Start Data for the task

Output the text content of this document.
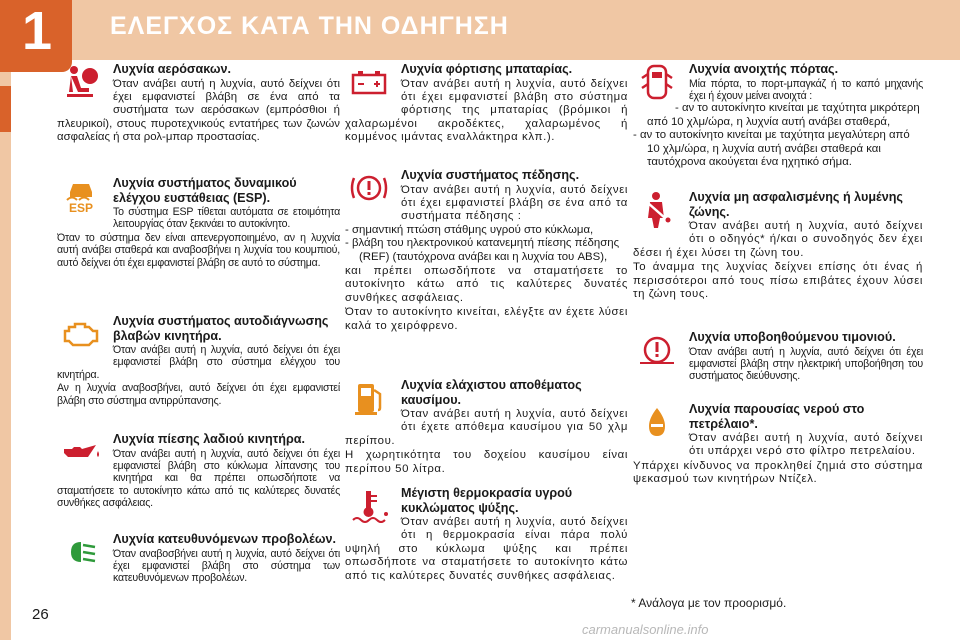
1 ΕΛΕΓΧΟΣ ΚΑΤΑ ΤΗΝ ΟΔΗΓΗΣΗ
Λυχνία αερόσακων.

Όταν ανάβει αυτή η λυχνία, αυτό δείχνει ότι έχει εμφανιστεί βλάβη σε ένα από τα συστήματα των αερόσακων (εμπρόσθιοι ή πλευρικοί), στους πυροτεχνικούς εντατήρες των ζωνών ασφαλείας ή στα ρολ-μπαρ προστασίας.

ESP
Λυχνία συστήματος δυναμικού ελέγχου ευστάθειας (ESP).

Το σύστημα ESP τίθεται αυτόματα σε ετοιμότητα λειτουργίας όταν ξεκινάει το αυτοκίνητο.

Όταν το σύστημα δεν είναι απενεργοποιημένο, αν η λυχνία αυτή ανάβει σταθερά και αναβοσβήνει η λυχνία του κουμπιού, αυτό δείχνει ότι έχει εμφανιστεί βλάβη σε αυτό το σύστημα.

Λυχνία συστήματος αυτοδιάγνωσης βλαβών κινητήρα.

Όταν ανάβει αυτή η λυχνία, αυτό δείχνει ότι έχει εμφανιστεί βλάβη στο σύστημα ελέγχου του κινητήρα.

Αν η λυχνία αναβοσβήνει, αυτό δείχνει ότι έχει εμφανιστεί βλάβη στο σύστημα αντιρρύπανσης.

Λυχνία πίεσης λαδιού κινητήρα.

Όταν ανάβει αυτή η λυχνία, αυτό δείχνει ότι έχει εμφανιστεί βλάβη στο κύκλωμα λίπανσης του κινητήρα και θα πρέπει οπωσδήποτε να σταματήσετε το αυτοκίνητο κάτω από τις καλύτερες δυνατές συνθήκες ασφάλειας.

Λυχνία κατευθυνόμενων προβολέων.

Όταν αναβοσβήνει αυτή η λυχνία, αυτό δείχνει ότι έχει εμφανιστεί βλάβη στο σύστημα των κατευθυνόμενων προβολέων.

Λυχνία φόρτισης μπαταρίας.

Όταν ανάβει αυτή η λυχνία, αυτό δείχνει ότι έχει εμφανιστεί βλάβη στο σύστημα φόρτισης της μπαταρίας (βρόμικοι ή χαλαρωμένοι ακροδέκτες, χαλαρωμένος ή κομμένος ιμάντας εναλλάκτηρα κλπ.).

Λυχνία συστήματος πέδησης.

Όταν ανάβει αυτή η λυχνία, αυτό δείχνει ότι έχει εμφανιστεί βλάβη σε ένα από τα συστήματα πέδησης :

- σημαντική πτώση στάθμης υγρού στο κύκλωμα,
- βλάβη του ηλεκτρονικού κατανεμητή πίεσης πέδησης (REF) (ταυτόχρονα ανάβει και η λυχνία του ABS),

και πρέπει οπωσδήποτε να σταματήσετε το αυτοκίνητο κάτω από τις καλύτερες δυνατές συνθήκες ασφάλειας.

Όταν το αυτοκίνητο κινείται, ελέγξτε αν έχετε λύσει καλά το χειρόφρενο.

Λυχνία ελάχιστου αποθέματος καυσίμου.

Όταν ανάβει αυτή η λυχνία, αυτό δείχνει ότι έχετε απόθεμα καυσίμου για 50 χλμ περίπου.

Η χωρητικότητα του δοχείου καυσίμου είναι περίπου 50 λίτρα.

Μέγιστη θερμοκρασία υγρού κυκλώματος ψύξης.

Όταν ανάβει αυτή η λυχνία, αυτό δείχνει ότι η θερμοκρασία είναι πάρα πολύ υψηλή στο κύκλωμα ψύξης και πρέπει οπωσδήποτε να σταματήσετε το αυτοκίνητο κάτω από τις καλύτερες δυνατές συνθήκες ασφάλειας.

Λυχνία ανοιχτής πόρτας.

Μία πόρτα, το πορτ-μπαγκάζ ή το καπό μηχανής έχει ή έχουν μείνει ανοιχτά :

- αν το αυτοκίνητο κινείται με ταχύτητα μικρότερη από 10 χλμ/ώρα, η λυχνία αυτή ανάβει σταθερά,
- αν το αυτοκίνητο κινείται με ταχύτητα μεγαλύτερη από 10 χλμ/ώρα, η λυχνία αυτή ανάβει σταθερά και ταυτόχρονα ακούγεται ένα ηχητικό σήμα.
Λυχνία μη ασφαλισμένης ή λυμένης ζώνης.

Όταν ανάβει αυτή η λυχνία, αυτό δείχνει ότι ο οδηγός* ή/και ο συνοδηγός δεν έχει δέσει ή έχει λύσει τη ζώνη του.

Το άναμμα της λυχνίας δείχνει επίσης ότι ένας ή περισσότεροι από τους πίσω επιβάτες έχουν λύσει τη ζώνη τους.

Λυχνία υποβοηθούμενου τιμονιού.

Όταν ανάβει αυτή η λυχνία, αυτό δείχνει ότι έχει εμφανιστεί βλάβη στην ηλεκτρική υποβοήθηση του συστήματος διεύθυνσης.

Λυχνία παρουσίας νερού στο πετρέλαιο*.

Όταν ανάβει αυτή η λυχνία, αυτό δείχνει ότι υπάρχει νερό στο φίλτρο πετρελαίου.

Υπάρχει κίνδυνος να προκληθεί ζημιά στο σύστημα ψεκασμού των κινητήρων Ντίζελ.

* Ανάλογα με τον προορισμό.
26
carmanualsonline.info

End Data for the task
Start Data for the task

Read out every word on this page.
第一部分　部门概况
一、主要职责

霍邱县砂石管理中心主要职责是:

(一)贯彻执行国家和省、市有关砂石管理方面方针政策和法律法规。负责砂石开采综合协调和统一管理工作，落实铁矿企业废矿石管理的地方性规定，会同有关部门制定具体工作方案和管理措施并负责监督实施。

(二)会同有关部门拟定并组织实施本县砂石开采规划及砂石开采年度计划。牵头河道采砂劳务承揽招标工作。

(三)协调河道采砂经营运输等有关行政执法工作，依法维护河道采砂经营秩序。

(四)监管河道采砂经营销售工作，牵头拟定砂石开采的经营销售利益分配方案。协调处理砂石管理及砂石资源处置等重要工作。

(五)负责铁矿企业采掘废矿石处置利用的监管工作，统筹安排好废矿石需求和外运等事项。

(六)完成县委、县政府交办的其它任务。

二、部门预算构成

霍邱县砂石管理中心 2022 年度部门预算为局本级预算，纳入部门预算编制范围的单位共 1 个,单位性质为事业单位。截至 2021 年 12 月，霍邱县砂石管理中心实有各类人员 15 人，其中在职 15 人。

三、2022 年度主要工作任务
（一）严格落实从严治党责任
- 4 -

End Data for the task

> **Exercise objective**: Look through the entries and return every line where "ελέγχου" appears.

> **Full solution**:
Λυχνία συστήματος δυναμικού ελέγχου ευστάθειας (ESP).
Όταν ανάβει αυτή η λυχνία, αυτό δείχνει ότι έχει εμφανιστεί βλάβη στο σύστημα ελέγχου του κινητήρα.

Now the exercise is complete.